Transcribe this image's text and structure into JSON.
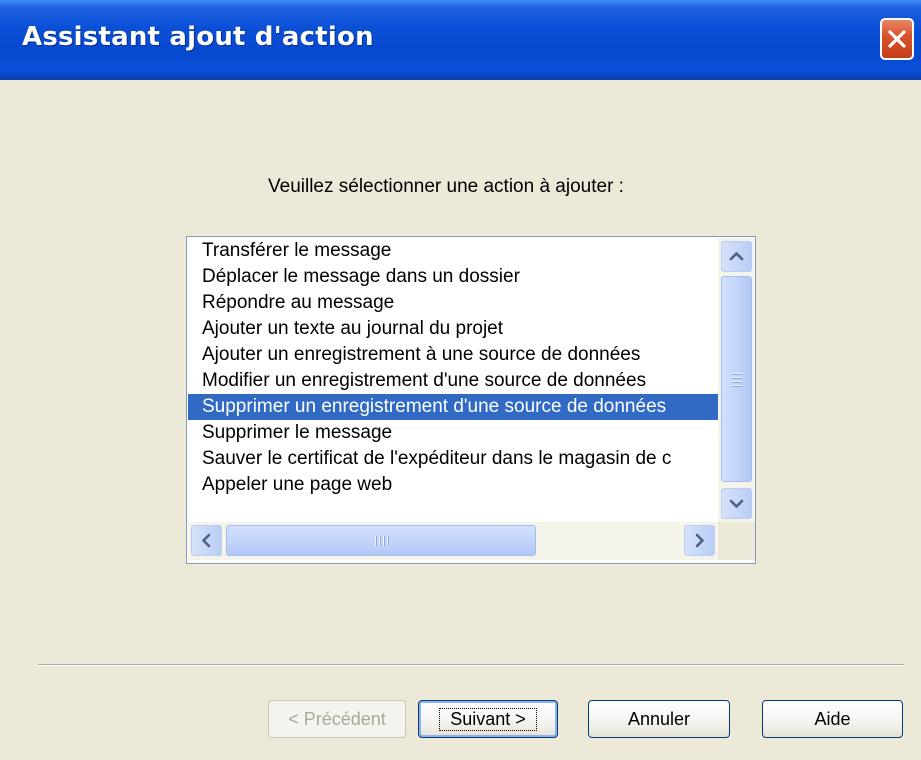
{
  "window": {
    "title": "Assistant ajout d'action",
    "close_icon": "close-x-icon"
  },
  "prompt": "Veuillez sélectionner une action à ajouter :",
  "actions": {
    "selected_index": 6,
    "items": [
      "Transférer le message",
      "Déplacer le message dans un dossier",
      "Répondre au message",
      "Ajouter un texte au journal du projet",
      "Ajouter un enregistrement à une source de données",
      "Modifier un enregistrement d'une source de données",
      "Supprimer un enregistrement d'une source de données",
      "Supprimer le message",
      "Sauver le certificat de l'expéditeur dans le magasin de c",
      "Appeler une page web"
    ]
  },
  "buttons": {
    "previous": "< Précédent",
    "next": "Suivant >",
    "cancel": "Annuler",
    "help": "Aide"
  },
  "colors": {
    "titlebar": "#0a4fd6",
    "selection": "#316ac5",
    "dialog_bg": "#ece9d8",
    "close_button": "#d9532e"
  }
}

┄┄┄┄┄┄┄┄┄┄┄┄┄┄┄┄┄┄┄┄

Quote the full listing above word for word; exclude every picture from the copy.

Transcribe this image's text and structure into JSON.
{
  "window": {
    "title": "Assistant ajout d'action",
    "close_icon": "close-x-icon"
  },
  "prompt": "Veuillez sélectionner une action à ajouter :",
  "actions": {
    "selected_index": 6,
    "items": [
      "Transférer le message",
      "Déplacer le message dans un dossier",
      "Répondre au message",
      "Ajouter un texte au journal du projet",
      "Ajouter un enregistrement à une source de données",
      "Modifier un enregistrement d'une source de données",
      "Supprimer un enregistrement d'une source de données",
      "Supprimer le message",
      "Sauver le certificat de l'expéditeur dans le magasin de c",
      "Appeler une page web"
    ]
  },
  "buttons": {
    "previous": "< Précédent",
    "next": "Suivant >",
    "cancel": "Annuler",
    "help": "Aide"
  },
  "colors": {
    "titlebar": "#0a4fd6",
    "selection": "#316ac5",
    "dialog_bg": "#ece9d8",
    "close_button": "#d9532e"
  }
}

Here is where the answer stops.